_MATERIAL_:
-=-=-

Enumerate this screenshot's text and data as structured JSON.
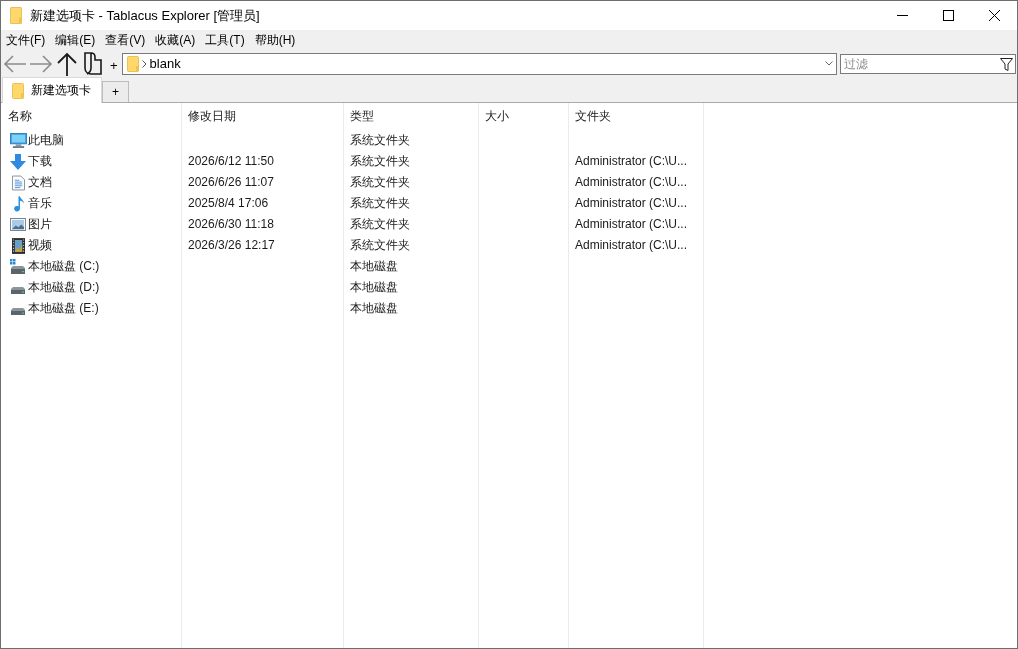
{
  "window": {
    "title": "新建选项卡 - Tablacus Explorer [管理员]"
  },
  "menu_bar": [
    "文件(F)",
    "编辑(E)",
    "查看(V)",
    "收藏(A)",
    "工具(T)",
    "帮助(H)"
  ],
  "toolbar": {
    "buttons": [
      {
        "kind": "back",
        "disabled": true
      },
      {
        "kind": "forward",
        "disabled": true
      },
      {
        "kind": "up",
        "disabled": false
      },
      {
        "kind": "page",
        "disabled": false
      }
    ],
    "add_button": "+",
    "address": {
      "value": "blank"
    },
    "filter": {
      "placeholder": "过滤"
    }
  },
  "tabs": [
    {
      "label": "新建选项卡",
      "selected": true
    }
  ],
  "new_tab_button": "+",
  "table": {
    "columns": [
      "名称",
      "修改日期",
      "类型",
      "大小",
      "文件夹"
    ],
    "rows": [
      {
        "kind": "computer",
        "name": "此电脑",
        "type": "系统文件夹"
      },
      {
        "kind": "download",
        "name": "下载",
        "modified": "2026/6/12 11:50",
        "type": "系统文件夹",
        "folder": "Administrator (C:\\U..."
      },
      {
        "kind": "document",
        "name": "文档",
        "modified": "2026/6/26 11:07",
        "type": "系统文件夹",
        "folder": "Administrator (C:\\U..."
      },
      {
        "kind": "music",
        "name": "音乐",
        "modified": "2025/8/4 17:06",
        "type": "系统文件夹",
        "folder": "Administrator (C:\\U..."
      },
      {
        "kind": "picture",
        "name": "图片",
        "modified": "2026/6/30 11:18",
        "type": "系统文件夹",
        "folder": "Administrator (C:\\U..."
      },
      {
        "kind": "video",
        "name": "视频",
        "modified": "2026/3/26 12:17",
        "type": "系统文件夹",
        "folder": "Administrator (C:\\U..."
      },
      {
        "kind": "system-drive",
        "name": "本地磁盘 (C:)",
        "type": "本地磁盘"
      },
      {
        "kind": "drive",
        "name": "本地磁盘 (D:)",
        "type": "本地磁盘"
      },
      {
        "kind": "drive",
        "name": "本地磁盘 (E:)",
        "type": "本地磁盘"
      }
    ]
  }
}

-=-=-

_TASK_: Copy every line above that includes the string "新建选项卡".

_REPLY_:
    "title": "新建选项卡 - Tablacus Explorer [管理员]"
      "label": "新建选项卡",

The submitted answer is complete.